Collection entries

· · · ·

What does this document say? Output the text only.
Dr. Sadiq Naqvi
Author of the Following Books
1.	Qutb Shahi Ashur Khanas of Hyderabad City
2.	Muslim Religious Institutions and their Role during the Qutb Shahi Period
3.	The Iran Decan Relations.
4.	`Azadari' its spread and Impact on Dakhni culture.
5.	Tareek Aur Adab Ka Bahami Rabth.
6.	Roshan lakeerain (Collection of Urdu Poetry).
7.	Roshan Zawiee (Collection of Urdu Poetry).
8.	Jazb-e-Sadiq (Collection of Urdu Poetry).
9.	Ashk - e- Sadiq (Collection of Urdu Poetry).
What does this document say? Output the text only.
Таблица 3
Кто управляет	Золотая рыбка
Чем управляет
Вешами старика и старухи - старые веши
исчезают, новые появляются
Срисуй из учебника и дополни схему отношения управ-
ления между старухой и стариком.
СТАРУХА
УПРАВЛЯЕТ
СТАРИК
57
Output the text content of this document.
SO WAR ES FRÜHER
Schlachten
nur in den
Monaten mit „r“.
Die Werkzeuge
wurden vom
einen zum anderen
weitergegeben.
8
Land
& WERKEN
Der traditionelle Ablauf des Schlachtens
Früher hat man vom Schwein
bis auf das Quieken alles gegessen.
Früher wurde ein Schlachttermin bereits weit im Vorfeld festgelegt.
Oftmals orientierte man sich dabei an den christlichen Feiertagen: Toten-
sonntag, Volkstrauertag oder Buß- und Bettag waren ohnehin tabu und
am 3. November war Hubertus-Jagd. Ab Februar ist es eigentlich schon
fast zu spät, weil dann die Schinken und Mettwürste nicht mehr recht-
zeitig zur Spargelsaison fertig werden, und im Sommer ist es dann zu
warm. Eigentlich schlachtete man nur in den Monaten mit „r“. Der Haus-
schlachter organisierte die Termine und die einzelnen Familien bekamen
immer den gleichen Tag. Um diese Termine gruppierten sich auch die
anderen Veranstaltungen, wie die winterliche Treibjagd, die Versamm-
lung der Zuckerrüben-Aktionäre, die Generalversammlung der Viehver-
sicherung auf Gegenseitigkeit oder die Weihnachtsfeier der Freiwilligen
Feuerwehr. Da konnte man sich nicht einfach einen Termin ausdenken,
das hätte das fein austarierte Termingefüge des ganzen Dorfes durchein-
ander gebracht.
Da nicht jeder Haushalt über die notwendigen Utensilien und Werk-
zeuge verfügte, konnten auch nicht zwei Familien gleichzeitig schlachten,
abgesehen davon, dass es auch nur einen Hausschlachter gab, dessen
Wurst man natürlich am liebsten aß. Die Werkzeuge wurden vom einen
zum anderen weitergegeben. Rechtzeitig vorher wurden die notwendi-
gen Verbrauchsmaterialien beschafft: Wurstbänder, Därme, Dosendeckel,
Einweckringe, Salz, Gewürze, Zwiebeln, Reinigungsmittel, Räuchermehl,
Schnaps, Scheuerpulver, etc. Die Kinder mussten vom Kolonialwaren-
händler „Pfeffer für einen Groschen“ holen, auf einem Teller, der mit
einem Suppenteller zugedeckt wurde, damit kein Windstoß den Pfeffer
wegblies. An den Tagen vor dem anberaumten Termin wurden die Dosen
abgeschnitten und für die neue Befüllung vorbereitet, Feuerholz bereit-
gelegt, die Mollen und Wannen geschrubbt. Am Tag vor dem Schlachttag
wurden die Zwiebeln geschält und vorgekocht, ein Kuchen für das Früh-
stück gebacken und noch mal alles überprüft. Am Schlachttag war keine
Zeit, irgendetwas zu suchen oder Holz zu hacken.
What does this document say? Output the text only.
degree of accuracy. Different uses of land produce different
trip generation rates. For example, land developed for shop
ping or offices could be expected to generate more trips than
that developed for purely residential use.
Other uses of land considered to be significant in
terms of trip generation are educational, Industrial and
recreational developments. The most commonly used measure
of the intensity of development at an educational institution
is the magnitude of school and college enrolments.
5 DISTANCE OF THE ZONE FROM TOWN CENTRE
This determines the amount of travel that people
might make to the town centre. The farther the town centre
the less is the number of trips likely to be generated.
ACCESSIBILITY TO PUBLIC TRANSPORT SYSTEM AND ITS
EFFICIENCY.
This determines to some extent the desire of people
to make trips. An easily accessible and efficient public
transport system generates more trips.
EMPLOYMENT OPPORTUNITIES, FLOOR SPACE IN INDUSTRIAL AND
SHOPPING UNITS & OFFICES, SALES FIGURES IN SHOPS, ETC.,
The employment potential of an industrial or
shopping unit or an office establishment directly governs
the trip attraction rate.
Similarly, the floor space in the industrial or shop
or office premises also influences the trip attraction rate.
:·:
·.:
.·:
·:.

· · · ·

§ TASK DIRECTIONS
Please output the entries above, every line exactly as it reads.

§ FINISHED TASK
What does this document say? Output the text only.
Dr. Sadiq Naqvi
Author of the Following Books
1.	Qutb Shahi Ashur Khanas of Hyderabad City
2.	Muslim Religious Institutions and their Role during the Qutb Shahi Period
3.	The Iran Decan Relations.
4.	`Azadari' its spread and Impact on Dakhni culture.
5.	Tareek Aur Adab Ka Bahami Rabth.
6.	Roshan lakeerain (Collection of Urdu Poetry).
7.	Roshan Zawiee (Collection of Urdu Poetry).
8.	Jazb-e-Sadiq (Collection of Urdu Poetry).
9.	Ashk - e- Sadiq (Collection of Urdu Poetry).
What does this document say? Output the text only.
Таблица 3
Кто управляет	Золотая рыбка
Чем управляет
Вешами старика и старухи - старые веши
исчезают, новые появляются
Срисуй из учебника и дополни схему отношения управ-
ления между старухой и стариком.
СТАРУХА
УПРАВЛЯЕТ
СТАРИК
57
Output the text content of this document.
SO WAR ES FRÜHER
Schlachten
nur in den
Monaten mit „r“.
Die Werkzeuge
wurden vom
einen zum anderen
weitergegeben.
8
Land
& WERKEN
Der traditionelle Ablauf des Schlachtens
Früher hat man vom Schwein
bis auf das Quieken alles gegessen.
Früher wurde ein Schlachttermin bereits weit im Vorfeld festgelegt.
Oftmals orientierte man sich dabei an den christlichen Feiertagen: Toten-
sonntag, Volkstrauertag oder Buß- und Bettag waren ohnehin tabu und
am 3. November war Hubertus-Jagd. Ab Februar ist es eigentlich schon
fast zu spät, weil dann die Schinken und Mettwürste nicht mehr recht-
zeitig zur Spargelsaison fertig werden, und im Sommer ist es dann zu
warm. Eigentlich schlachtete man nur in den Monaten mit „r“. Der Haus-
schlachter organisierte die Termine und die einzelnen Familien bekamen
immer den gleichen Tag. Um diese Termine gruppierten sich auch die
anderen Veranstaltungen, wie die winterliche Treibjagd, die Versamm-
lung der Zuckerrüben-Aktionäre, die Generalversammlung der Viehver-
sicherung auf Gegenseitigkeit oder die Weihnachtsfeier der Freiwilligen
Feuerwehr. Da konnte man sich nicht einfach einen Termin ausdenken,
das hätte das fein austarierte Termingefüge des ganzen Dorfes durchein-
ander gebracht.
Da nicht jeder Haushalt über die notwendigen Utensilien und Werk-
zeuge verfügte, konnten auch nicht zwei Familien gleichzeitig schlachten,
abgesehen davon, dass es auch nur einen Hausschlachter gab, dessen
Wurst man natürlich am liebsten aß. Die Werkzeuge wurden vom einen
zum anderen weitergegeben. Rechtzeitig vorher wurden die notwendi-
gen Verbrauchsmaterialien beschafft: Wurstbänder, Därme, Dosendeckel,
Einweckringe, Salz, Gewürze, Zwiebeln, Reinigungsmittel, Räuchermehl,
Schnaps, Scheuerpulver, etc. Die Kinder mussten vom Kolonialwaren-
händler „Pfeffer für einen Groschen“ holen, auf einem Teller, der mit
einem Suppenteller zugedeckt wurde, damit kein Windstoß den Pfeffer
wegblies. An den Tagen vor dem anberaumten Termin wurden die Dosen
abgeschnitten und für die neue Befüllung vorbereitet, Feuerholz bereit-
gelegt, die Mollen und Wannen geschrubbt. Am Tag vor dem Schlachttag
wurden die Zwiebeln geschält und vorgekocht, ein Kuchen für das Früh-
stück gebacken und noch mal alles überprüft. Am Schlachttag war keine
Zeit, irgendetwas zu suchen oder Holz zu hacken.
What does this document say? Output the text only.
degree of accuracy. Different uses of land produce different
trip generation rates. For example, land developed for shop
ping or offices could be expected to generate more trips than
that developed for purely residential use.
Other uses of land considered to be significant in
terms of trip generation are educational, Industrial and
recreational developments. The most commonly used measure
of the intensity of development at an educational institution
is the magnitude of school and college enrolments.
5 DISTANCE OF THE ZONE FROM TOWN CENTRE
This determines the amount of travel that people
might make to the town centre. The farther the town centre
the less is the number of trips likely to be generated.
ACCESSIBILITY TO PUBLIC TRANSPORT SYSTEM AND ITS
EFFICIENCY.
This determines to some extent the desire of people
to make trips. An easily accessible and efficient public
transport system generates more trips.
EMPLOYMENT OPPORTUNITIES, FLOOR SPACE IN INDUSTRIAL AND
SHOPPING UNITS & OFFICES, SALES FIGURES IN SHOPS, ETC.,
The employment potential of an industrial or
shopping unit or an office establishment directly governs
the trip attraction rate.
Similarly, the floor space in the industrial or shop
or office premises also influences the trip attraction rate.
:·:
·.:
.·:
·:.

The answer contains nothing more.